Start of Records shown
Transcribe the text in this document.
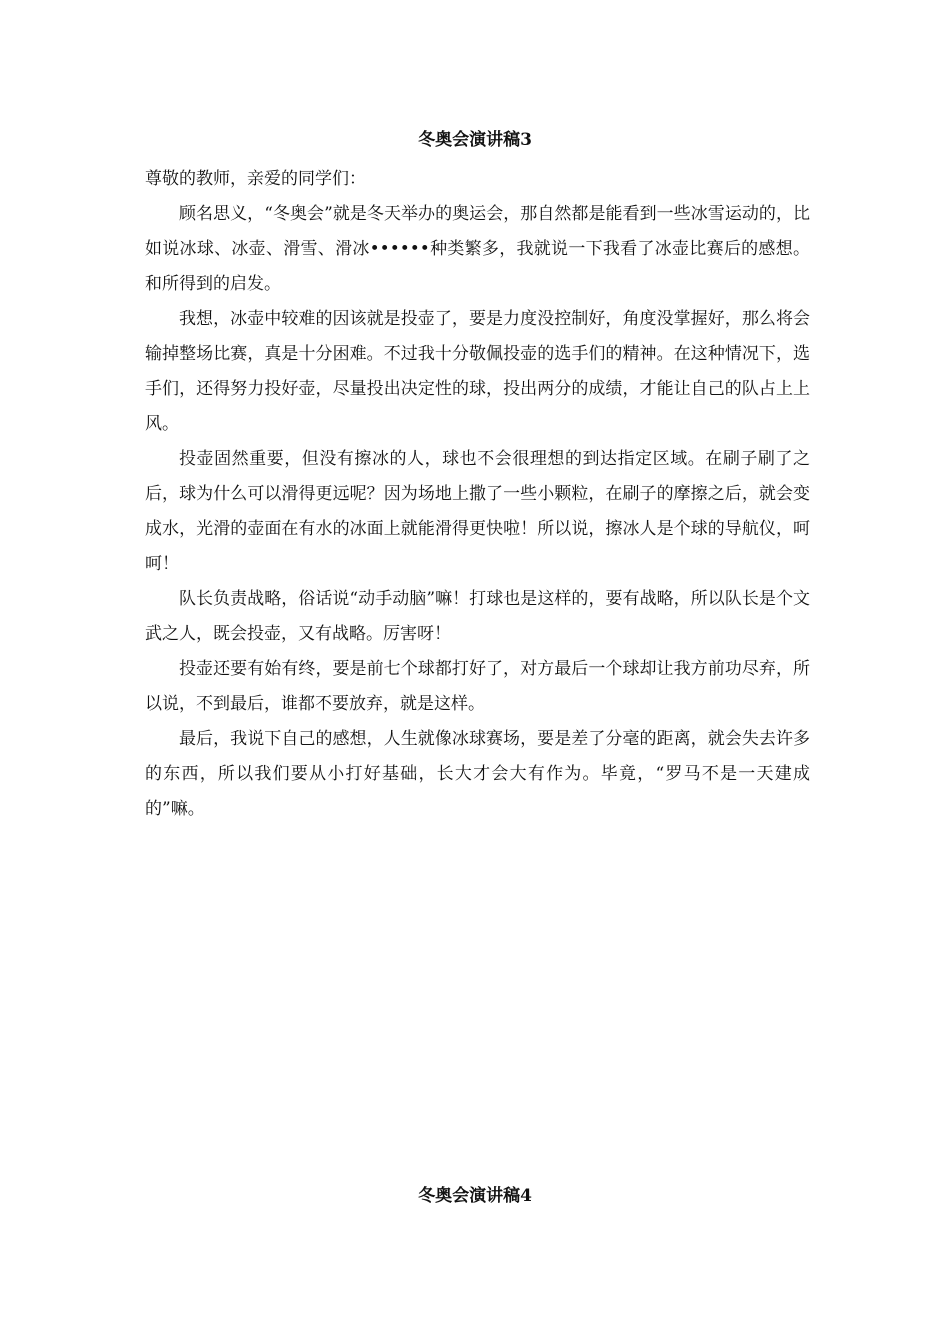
冬奥会演讲稿3

尊敬的教师，亲爱的同学们：

顾名思义，“冬奥会”就是冬天举办的奥运会，那自然都是能看到一些冰雪运动的，比如说冰球、冰壶、滑雪、滑冰••••••种类繁多，我就说一下我看了冰壶比赛后的感想。和所得到的启发。

我想，冰壶中较难的因该就是投壶了，要是力度没控制好，角度没掌握好，那么将会输掉整场比赛，真是十分困难。不过我十分敬佩投壶的选手们的精神。在这种情况下，选手们，还得努力投好壶，尽量投出决定性的球，投出两分的成绩，才能让自己的队占上上风。

投壶固然重要，但没有擦冰的人，球也不会很理想的到达指定区域。在刷子刷了之后，球为什么可以滑得更远呢？因为场地上撒了一些小颗粒，在刷子的摩擦之后，就会变成水，光滑的壶面在有水的冰面上就能滑得更快啦！所以说，擦冰人是个球的导航仪，呵呵！

队长负责战略，俗话说“动手动脑”嘛！打球也是这样的，要有战略，所以队长是个文武之人，既会投壶，又有战略。厉害呀！

投壶还要有始有终，要是前七个球都打好了，对方最后一个球却让我方前功尽弃，所以说，不到最后，谁都不要放弃，就是这样。

最后，我说下自己的感想，人生就像冰球赛场，要是差了分毫的距离，就会失去许多的东西，所以我们要从小打好基础，长大才会大有作为。毕竟，“罗马不是一天建成的”嘛。

冬奥会演讲稿4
End of Records shown
Aim
Copy out each line word for word, please, skipping the images.

Task output
Transcribe the text in this document.
冬奥会演讲稿3

尊敬的教师，亲爱的同学们：

顾名思义，“冬奥会”就是冬天举办的奥运会，那自然都是能看到一些冰雪运动的，比如说冰球、冰壶、滑雪、滑冰••••••种类繁多，我就说一下我看了冰壶比赛后的感想。和所得到的启发。

我想，冰壶中较难的因该就是投壶了，要是力度没控制好，角度没掌握好，那么将会输掉整场比赛，真是十分困难。不过我十分敬佩投壶的选手们的精神。在这种情况下，选手们，还得努力投好壶，尽量投出决定性的球，投出两分的成绩，才能让自己的队占上上风。

投壶固然重要，但没有擦冰的人，球也不会很理想的到达指定区域。在刷子刷了之后，球为什么可以滑得更远呢？因为场地上撒了一些小颗粒，在刷子的摩擦之后，就会变成水，光滑的壶面在有水的冰面上就能滑得更快啦！所以说，擦冰人是个球的导航仪，呵呵！

队长负责战略，俗话说“动手动脑”嘛！打球也是这样的，要有战略，所以队长是个文武之人，既会投壶，又有战略。厉害呀！

投壶还要有始有终，要是前七个球都打好了，对方最后一个球却让我方前功尽弃，所以说，不到最后，谁都不要放弃，就是这样。

最后，我说下自己的感想，人生就像冰球赛场，要是差了分毫的距离，就会失去许多的东西，所以我们要从小打好基础，长大才会大有作为。毕竟，“罗马不是一天建成的”嘛。

冬奥会演讲稿4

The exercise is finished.